RECORD EXTRACTS
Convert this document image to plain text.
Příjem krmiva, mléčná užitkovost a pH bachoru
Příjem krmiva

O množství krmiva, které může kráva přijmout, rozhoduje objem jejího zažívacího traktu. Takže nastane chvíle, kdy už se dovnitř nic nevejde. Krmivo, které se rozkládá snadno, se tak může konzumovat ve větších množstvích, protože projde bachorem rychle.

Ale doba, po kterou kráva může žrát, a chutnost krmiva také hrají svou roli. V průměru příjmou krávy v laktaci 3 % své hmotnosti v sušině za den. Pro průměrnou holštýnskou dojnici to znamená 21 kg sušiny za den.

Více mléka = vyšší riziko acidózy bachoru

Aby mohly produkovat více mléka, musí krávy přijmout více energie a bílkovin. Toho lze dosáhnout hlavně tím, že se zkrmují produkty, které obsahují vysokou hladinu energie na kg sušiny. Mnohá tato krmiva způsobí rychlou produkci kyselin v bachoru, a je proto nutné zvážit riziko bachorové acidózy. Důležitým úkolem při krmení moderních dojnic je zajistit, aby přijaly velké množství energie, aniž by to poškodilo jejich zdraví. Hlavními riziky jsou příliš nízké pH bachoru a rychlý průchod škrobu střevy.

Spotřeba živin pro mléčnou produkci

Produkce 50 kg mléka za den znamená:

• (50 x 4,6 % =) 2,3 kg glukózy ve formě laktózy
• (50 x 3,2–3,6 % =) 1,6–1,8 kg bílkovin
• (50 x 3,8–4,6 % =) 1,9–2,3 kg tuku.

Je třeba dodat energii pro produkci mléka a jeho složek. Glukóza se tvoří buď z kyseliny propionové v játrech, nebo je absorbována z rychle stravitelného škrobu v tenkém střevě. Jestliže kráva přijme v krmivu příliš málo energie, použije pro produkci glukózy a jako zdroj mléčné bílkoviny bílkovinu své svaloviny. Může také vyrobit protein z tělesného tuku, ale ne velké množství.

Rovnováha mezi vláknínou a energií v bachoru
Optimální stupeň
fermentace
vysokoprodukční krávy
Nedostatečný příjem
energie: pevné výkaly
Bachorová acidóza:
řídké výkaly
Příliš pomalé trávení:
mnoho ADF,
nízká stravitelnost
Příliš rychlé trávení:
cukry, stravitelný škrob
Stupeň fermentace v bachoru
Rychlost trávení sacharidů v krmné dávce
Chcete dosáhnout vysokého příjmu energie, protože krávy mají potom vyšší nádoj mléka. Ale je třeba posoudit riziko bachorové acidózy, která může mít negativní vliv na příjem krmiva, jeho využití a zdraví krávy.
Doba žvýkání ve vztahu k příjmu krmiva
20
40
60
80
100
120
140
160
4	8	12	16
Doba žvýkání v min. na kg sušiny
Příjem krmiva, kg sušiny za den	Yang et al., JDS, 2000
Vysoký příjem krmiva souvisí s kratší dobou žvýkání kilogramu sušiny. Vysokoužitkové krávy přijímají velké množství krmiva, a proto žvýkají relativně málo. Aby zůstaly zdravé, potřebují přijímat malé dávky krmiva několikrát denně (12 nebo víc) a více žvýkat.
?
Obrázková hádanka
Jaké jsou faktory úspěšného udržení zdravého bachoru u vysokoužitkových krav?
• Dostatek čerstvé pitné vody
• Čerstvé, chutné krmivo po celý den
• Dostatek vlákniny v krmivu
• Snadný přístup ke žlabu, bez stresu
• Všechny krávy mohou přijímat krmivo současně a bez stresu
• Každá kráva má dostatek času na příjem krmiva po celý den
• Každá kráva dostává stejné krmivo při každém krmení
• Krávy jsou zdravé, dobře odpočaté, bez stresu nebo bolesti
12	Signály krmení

WHAT TO WORK ON
What belongs in the answer is each line of the listing that contains the word "Každá".

RESPONSE TO THE EXERCISE
• Každá kráva má dostatek času na příjem krmiva po celý den
• Každá kráva dostává stejné krmivo při každém krmení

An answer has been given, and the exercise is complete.